++++ RECORDS SUPPLIED ++++
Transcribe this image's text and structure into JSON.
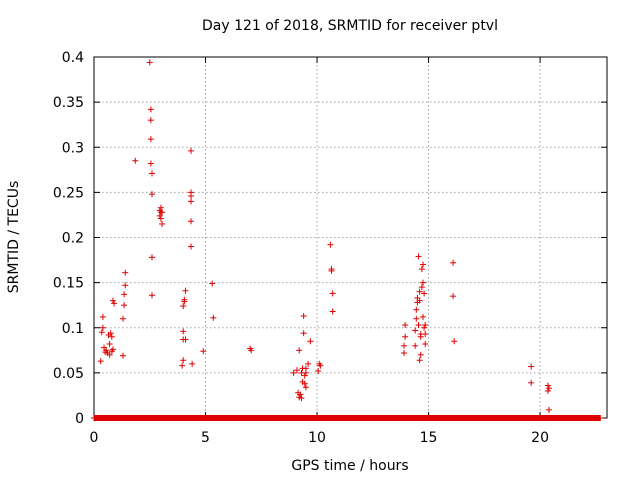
{
  "chart_data": {
    "type": "scatter",
    "title": "Day 121 of 2018, SRMTID for receiver ptvl",
    "xlabel": "GPS time / hours",
    "ylabel": "SRMTID / TECUs",
    "xlim": [
      0,
      23
    ],
    "ylim": [
      0,
      0.4
    ],
    "x_ticks": [
      0,
      5,
      10,
      15,
      20
    ],
    "x_tick_labels": [
      "0",
      "5",
      "10",
      "15",
      "20"
    ],
    "y_ticks": [
      0,
      0.05,
      0.1,
      0.15,
      0.2,
      0.25,
      0.3,
      0.35,
      0.4
    ],
    "y_tick_labels": [
      "0",
      "0.05",
      "0.1",
      "0.15",
      "0.2",
      "0.25",
      "0.3",
      "0.35",
      "0.4"
    ],
    "grid": true,
    "marker": "+",
    "color": "#e00000",
    "baseline_zero_range": [
      0.0,
      22.7
    ],
    "series": [
      {
        "name": "SRMTID",
        "points": [
          [
            0.3,
            0.063
          ],
          [
            0.35,
            0.095
          ],
          [
            0.4,
            0.1
          ],
          [
            0.4,
            0.112
          ],
          [
            0.45,
            0.078
          ],
          [
            0.5,
            0.073
          ],
          [
            0.55,
            0.075
          ],
          [
            0.6,
            0.072
          ],
          [
            0.65,
            0.092
          ],
          [
            0.7,
            0.07
          ],
          [
            0.7,
            0.082
          ],
          [
            0.75,
            0.094
          ],
          [
            0.8,
            0.074
          ],
          [
            0.8,
            0.09
          ],
          [
            0.85,
            0.076
          ],
          [
            0.85,
            0.13
          ],
          [
            0.9,
            0.127
          ],
          [
            1.3,
            0.069
          ],
          [
            1.3,
            0.11
          ],
          [
            1.35,
            0.125
          ],
          [
            1.35,
            0.137
          ],
          [
            1.4,
            0.147
          ],
          [
            1.4,
            0.161
          ],
          [
            1.85,
            0.285
          ],
          [
            2.5,
            0.394
          ],
          [
            2.55,
            0.342
          ],
          [
            2.55,
            0.33
          ],
          [
            2.55,
            0.309
          ],
          [
            2.55,
            0.282
          ],
          [
            2.6,
            0.271
          ],
          [
            2.6,
            0.248
          ],
          [
            2.6,
            0.178
          ],
          [
            2.6,
            0.136
          ],
          [
            2.95,
            0.23
          ],
          [
            2.95,
            0.224
          ],
          [
            3.0,
            0.233
          ],
          [
            3.0,
            0.228
          ],
          [
            3.0,
            0.221
          ],
          [
            3.05,
            0.215
          ],
          [
            3.05,
            0.228
          ],
          [
            3.95,
            0.058
          ],
          [
            4.0,
            0.064
          ],
          [
            4.0,
            0.087
          ],
          [
            4.0,
            0.096
          ],
          [
            4.0,
            0.124
          ],
          [
            4.05,
            0.131
          ],
          [
            4.05,
            0.129
          ],
          [
            4.1,
            0.141
          ],
          [
            4.1,
            0.087
          ],
          [
            4.35,
            0.296
          ],
          [
            4.35,
            0.25
          ],
          [
            4.35,
            0.246
          ],
          [
            4.35,
            0.24
          ],
          [
            4.35,
            0.218
          ],
          [
            4.35,
            0.19
          ],
          [
            4.4,
            0.06
          ],
          [
            4.9,
            0.074
          ],
          [
            5.3,
            0.149
          ],
          [
            5.35,
            0.111
          ],
          [
            7.0,
            0.077
          ],
          [
            7.05,
            0.075
          ],
          [
            8.95,
            0.05
          ],
          [
            9.1,
            0.053
          ],
          [
            9.15,
            0.028
          ],
          [
            9.2,
            0.075
          ],
          [
            9.2,
            0.023
          ],
          [
            9.25,
            0.026
          ],
          [
            9.3,
            0.022
          ],
          [
            9.3,
            0.05
          ],
          [
            9.35,
            0.055
          ],
          [
            9.35,
            0.04
          ],
          [
            9.4,
            0.113
          ],
          [
            9.4,
            0.094
          ],
          [
            9.45,
            0.047
          ],
          [
            9.45,
            0.038
          ],
          [
            9.5,
            0.05
          ],
          [
            9.5,
            0.055
          ],
          [
            9.5,
            0.034
          ],
          [
            9.6,
            0.06
          ],
          [
            9.7,
            0.085
          ],
          [
            10.05,
            0.052
          ],
          [
            10.1,
            0.06
          ],
          [
            10.15,
            0.058
          ],
          [
            10.6,
            0.192
          ],
          [
            10.65,
            0.165
          ],
          [
            10.65,
            0.163
          ],
          [
            10.7,
            0.138
          ],
          [
            10.7,
            0.118
          ],
          [
            13.9,
            0.072
          ],
          [
            13.9,
            0.08
          ],
          [
            13.95,
            0.09
          ],
          [
            13.95,
            0.103
          ],
          [
            14.4,
            0.08
          ],
          [
            14.4,
            0.097
          ],
          [
            14.45,
            0.11
          ],
          [
            14.45,
            0.12
          ],
          [
            14.5,
            0.128
          ],
          [
            14.5,
            0.133
          ],
          [
            14.55,
            0.179
          ],
          [
            14.55,
            0.103
          ],
          [
            14.6,
            0.13
          ],
          [
            14.6,
            0.14
          ],
          [
            14.6,
            0.064
          ],
          [
            14.65,
            0.07
          ],
          [
            14.65,
            0.09
          ],
          [
            14.65,
            0.093
          ],
          [
            14.7,
            0.145
          ],
          [
            14.7,
            0.165
          ],
          [
            14.75,
            0.17
          ],
          [
            14.75,
            0.15
          ],
          [
            14.75,
            0.112
          ],
          [
            14.8,
            0.138
          ],
          [
            14.8,
            0.1
          ],
          [
            14.85,
            0.093
          ],
          [
            14.85,
            0.103
          ],
          [
            14.85,
            0.082
          ],
          [
            16.1,
            0.172
          ],
          [
            16.1,
            0.135
          ],
          [
            16.15,
            0.085
          ],
          [
            19.6,
            0.057
          ],
          [
            19.6,
            0.039
          ],
          [
            20.35,
            0.036
          ],
          [
            20.35,
            0.03
          ],
          [
            20.4,
            0.033
          ],
          [
            20.4,
            0.009
          ]
        ]
      }
    ]
  }
}
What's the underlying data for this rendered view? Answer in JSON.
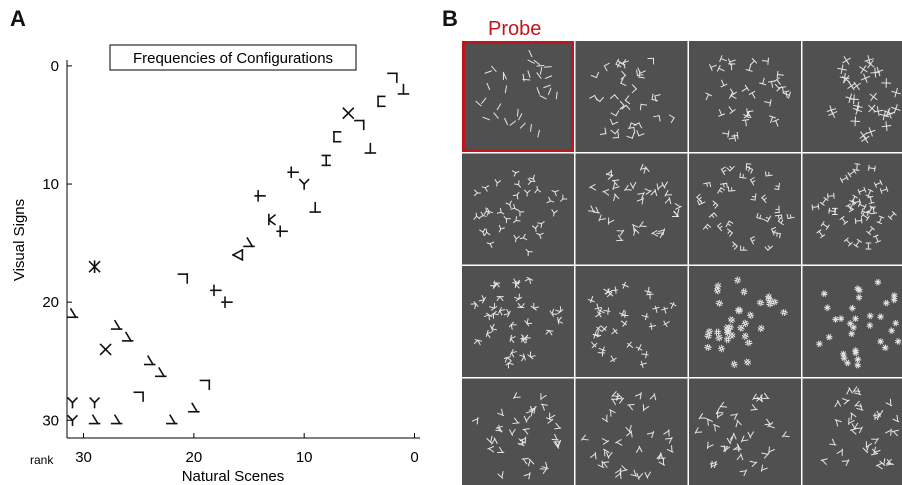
{
  "figure": {
    "panel_a_letter": "A",
    "panel_b_letter": "B",
    "probe_label": "Probe",
    "colors": {
      "probe_border": "#c0161c",
      "tile_background": "#505050",
      "tile_glyph": "#e6e6e6",
      "marker": "#111111"
    }
  },
  "chart_data": {
    "type": "scatter",
    "title": "Frequencies of Configurations",
    "xlabel": "Natural Scenes",
    "ylabel": "Visual Signs",
    "x_rank_label": "rank",
    "xlim": [
      31.5,
      -0.5
    ],
    "ylim": [
      31.5,
      -0.5
    ],
    "x_inverted": true,
    "y_inverted": true,
    "xticks": [
      30,
      20,
      10,
      0
    ],
    "yticks": [
      0,
      10,
      20,
      30
    ],
    "grid": false,
    "points": [
      {
        "x": 2,
        "y": 1,
        "glyph": "corner"
      },
      {
        "x": 1,
        "y": 2,
        "glyph": "tee"
      },
      {
        "x": 3,
        "y": 3,
        "glyph": "bracket"
      },
      {
        "x": 6,
        "y": 4,
        "glyph": "cross"
      },
      {
        "x": 5,
        "y": 5,
        "glyph": "corner"
      },
      {
        "x": 7,
        "y": 6,
        "glyph": "bracket"
      },
      {
        "x": 4,
        "y": 7,
        "glyph": "tee"
      },
      {
        "x": 8,
        "y": 8,
        "glyph": "ibeam"
      },
      {
        "x": 11,
        "y": 9,
        "glyph": "plus"
      },
      {
        "x": 10,
        "y": 10,
        "glyph": "fork"
      },
      {
        "x": 14,
        "y": 11,
        "glyph": "plus"
      },
      {
        "x": 9,
        "y": 12,
        "glyph": "tee"
      },
      {
        "x": 13,
        "y": 13,
        "glyph": "kay"
      },
      {
        "x": 12,
        "y": 14,
        "glyph": "plus"
      },
      {
        "x": 15,
        "y": 15,
        "glyph": "arrow"
      },
      {
        "x": 16,
        "y": 16,
        "glyph": "triangle"
      },
      {
        "x": 29,
        "y": 17,
        "glyph": "asterisk"
      },
      {
        "x": 21,
        "y": 18,
        "glyph": "corner"
      },
      {
        "x": 18,
        "y": 19,
        "glyph": "plus"
      },
      {
        "x": 17,
        "y": 20,
        "glyph": "plus"
      },
      {
        "x": 31,
        "y": 21,
        "glyph": "arrow"
      },
      {
        "x": 27,
        "y": 22,
        "glyph": "arrow"
      },
      {
        "x": 26,
        "y": 23,
        "glyph": "arrow"
      },
      {
        "x": 28,
        "y": 24,
        "glyph": "cross"
      },
      {
        "x": 24,
        "y": 25,
        "glyph": "arrow"
      },
      {
        "x": 23,
        "y": 26,
        "glyph": "arrow"
      },
      {
        "x": 19,
        "y": 27,
        "glyph": "corner"
      },
      {
        "x": 25,
        "y": 28,
        "glyph": "corner"
      },
      {
        "x": 31,
        "y": 28.5,
        "glyph": "fork"
      },
      {
        "x": 29,
        "y": 28.5,
        "glyph": "fork"
      },
      {
        "x": 20,
        "y": 29,
        "glyph": "arrow"
      },
      {
        "x": 31,
        "y": 30,
        "glyph": "fork"
      },
      {
        "x": 29,
        "y": 30,
        "glyph": "arrow"
      },
      {
        "x": 27,
        "y": 30,
        "glyph": "arrow"
      },
      {
        "x": 22,
        "y": 30,
        "glyph": "arrow"
      }
    ]
  },
  "texture_grid": {
    "rows": 4,
    "cols": 4,
    "probe_tile": [
      0,
      0
    ],
    "tiles": [
      [
        "line",
        "corner",
        "tee",
        "cross"
      ],
      [
        "fork",
        "arrow",
        "eff",
        "ibeam"
      ],
      [
        "kay",
        "plus",
        "hash",
        "star"
      ],
      [
        "arrow",
        "arrow",
        "arrow",
        "arrow"
      ]
    ]
  }
}
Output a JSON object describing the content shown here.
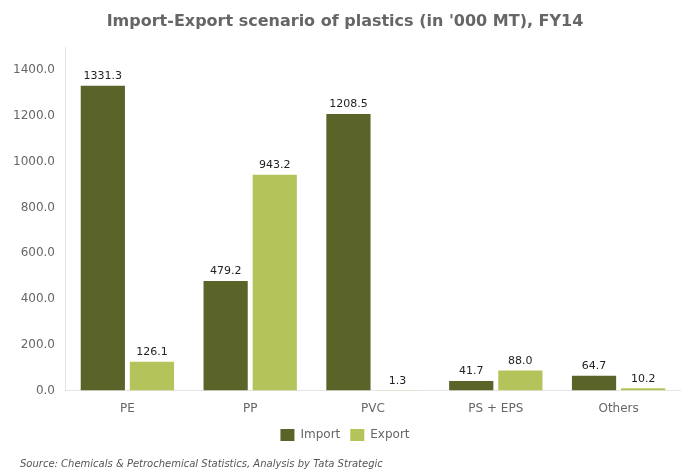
{
  "chart_data": {
    "type": "bar",
    "title": "Import-Export scenario of plastics (in '000 MT), FY14",
    "categories": [
      "PE",
      "PP",
      "PVC",
      "PS + EPS",
      "Others"
    ],
    "series": [
      {
        "name": "Import",
        "color": "#5a6328",
        "values": [
          1331.3,
          479.2,
          1208.5,
          41.7,
          64.7
        ],
        "value_labels": [
          "1331.3",
          "479.2",
          "1208.5",
          "41.7",
          "64.7"
        ]
      },
      {
        "name": "Export",
        "color": "#b5c45a",
        "values": [
          126.1,
          943.2,
          1.3,
          88.0,
          10.2
        ],
        "value_labels": [
          "126.1",
          "943.2",
          "1.3",
          "88.0",
          "10.2"
        ]
      }
    ],
    "ylim": [
      0,
      1500
    ],
    "yticks": [
      {
        "value": 0,
        "label": "0.0"
      },
      {
        "value": 200,
        "label": "200.0"
      },
      {
        "value": 400,
        "label": "400.0"
      },
      {
        "value": 600,
        "label": "600.0"
      },
      {
        "value": 800,
        "label": "800.0"
      },
      {
        "value": 1000,
        "label": "1000.0"
      },
      {
        "value": 1200,
        "label": "1200.0"
      },
      {
        "value": 1400,
        "label": "1400.0"
      }
    ],
    "grid": false,
    "legend": "bottom",
    "data_labels": true,
    "annotations": [
      "Source: Chemicals & Petrochemical Statistics, Analysis by Tata Strategic"
    ]
  }
}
++++
EXERCISE TASK ->
Everything from the line containing "Output a JSON" through the last line of the entries is to be output exactly as written, minus any pictures.

SOLUTION ->
Output a JSON object describing the content shown here.
{
  "chart_data": {
    "type": "bar",
    "title": "Import-Export scenario of plastics (in '000 MT), FY14",
    "categories": [
      "PE",
      "PP",
      "PVC",
      "PS + EPS",
      "Others"
    ],
    "series": [
      {
        "name": "Import",
        "color": "#5a6328",
        "values": [
          1331.3,
          479.2,
          1208.5,
          41.7,
          64.7
        ],
        "value_labels": [
          "1331.3",
          "479.2",
          "1208.5",
          "41.7",
          "64.7"
        ]
      },
      {
        "name": "Export",
        "color": "#b5c45a",
        "values": [
          126.1,
          943.2,
          1.3,
          88.0,
          10.2
        ],
        "value_labels": [
          "126.1",
          "943.2",
          "1.3",
          "88.0",
          "10.2"
        ]
      }
    ],
    "ylim": [
      0,
      1500
    ],
    "yticks": [
      {
        "value": 0,
        "label": "0.0"
      },
      {
        "value": 200,
        "label": "200.0"
      },
      {
        "value": 400,
        "label": "400.0"
      },
      {
        "value": 600,
        "label": "600.0"
      },
      {
        "value": 800,
        "label": "800.0"
      },
      {
        "value": 1000,
        "label": "1000.0"
      },
      {
        "value": 1200,
        "label": "1200.0"
      },
      {
        "value": 1400,
        "label": "1400.0"
      }
    ],
    "grid": false,
    "legend": "bottom",
    "data_labels": true,
    "annotations": [
      "Source: Chemicals & Petrochemical Statistics, Analysis by Tata Strategic"
    ]
  }
}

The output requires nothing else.